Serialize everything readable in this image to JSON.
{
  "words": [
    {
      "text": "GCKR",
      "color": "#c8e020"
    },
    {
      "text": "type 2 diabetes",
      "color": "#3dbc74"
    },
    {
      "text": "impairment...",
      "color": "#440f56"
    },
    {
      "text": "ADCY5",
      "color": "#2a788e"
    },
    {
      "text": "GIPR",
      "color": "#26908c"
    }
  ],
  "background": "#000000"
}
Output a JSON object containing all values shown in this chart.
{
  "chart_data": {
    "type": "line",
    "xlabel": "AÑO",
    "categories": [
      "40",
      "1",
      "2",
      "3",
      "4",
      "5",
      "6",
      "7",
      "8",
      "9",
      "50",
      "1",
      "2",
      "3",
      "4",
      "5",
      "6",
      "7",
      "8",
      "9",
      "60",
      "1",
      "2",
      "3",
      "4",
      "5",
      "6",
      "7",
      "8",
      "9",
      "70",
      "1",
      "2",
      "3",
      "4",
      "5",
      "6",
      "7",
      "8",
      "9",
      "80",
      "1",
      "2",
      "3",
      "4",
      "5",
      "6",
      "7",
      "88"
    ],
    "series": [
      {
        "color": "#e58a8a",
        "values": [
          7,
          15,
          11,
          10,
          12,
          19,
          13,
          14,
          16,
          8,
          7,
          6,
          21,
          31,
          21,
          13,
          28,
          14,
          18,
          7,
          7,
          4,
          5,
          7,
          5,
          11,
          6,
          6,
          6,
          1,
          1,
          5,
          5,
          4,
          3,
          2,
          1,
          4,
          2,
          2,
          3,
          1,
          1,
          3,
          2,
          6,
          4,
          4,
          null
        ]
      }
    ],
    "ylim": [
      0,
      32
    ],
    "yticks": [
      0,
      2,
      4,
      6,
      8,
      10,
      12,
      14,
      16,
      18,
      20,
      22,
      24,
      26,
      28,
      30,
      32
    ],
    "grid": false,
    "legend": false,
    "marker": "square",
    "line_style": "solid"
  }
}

# # # # # # #

● **TASK TO CARRY OUT**:
Repeat the data precisely, line by line.

● **SOLVED PROBLEM**:
Serialize everything readable in this image to JSON.
{
  "words": [
    {
      "text": "GCKR",
      "color": "#c8e020"
    },
    {
      "text": "type 2 diabetes",
      "color": "#3dbc74"
    },
    {
      "text": "impairment...",
      "color": "#440f56"
    },
    {
      "text": "ADCY5",
      "color": "#2a788e"
    },
    {
      "text": "GIPR",
      "color": "#26908c"
    }
  ],
  "background": "#000000"
}
Output a JSON object containing all values shown in this chart.
{
  "chart_data": {
    "type": "line",
    "xlabel": "AÑO",
    "categories": [
      "40",
      "1",
      "2",
      "3",
      "4",
      "5",
      "6",
      "7",
      "8",
      "9",
      "50",
      "1",
      "2",
      "3",
      "4",
      "5",
      "6",
      "7",
      "8",
      "9",
      "60",
      "1",
      "2",
      "3",
      "4",
      "5",
      "6",
      "7",
      "8",
      "9",
      "70",
      "1",
      "2",
      "3",
      "4",
      "5",
      "6",
      "7",
      "8",
      "9",
      "80",
      "1",
      "2",
      "3",
      "4",
      "5",
      "6",
      "7",
      "88"
    ],
    "series": [
      {
        "color": "#e58a8a",
        "values": [
          7,
          15,
          11,
          10,
          12,
          19,
          13,
          14,
          16,
          8,
          7,
          6,
          21,
          31,
          21,
          13,
          28,
          14,
          18,
          7,
          7,
          4,
          5,
          7,
          5,
          11,
          6,
          6,
          6,
          1,
          1,
          5,
          5,
          4,
          3,
          2,
          1,
          4,
          2,
          2,
          3,
          1,
          1,
          3,
          2,
          6,
          4,
          4,
          null
        ]
      }
    ],
    "ylim": [
      0,
      32
    ],
    "yticks": [
      0,
      2,
      4,
      6,
      8,
      10,
      12,
      14,
      16,
      18,
      20,
      22,
      24,
      26,
      28,
      30,
      32
    ],
    "grid": false,
    "legend": false,
    "marker": "square",
    "line_style": "solid"
  }
}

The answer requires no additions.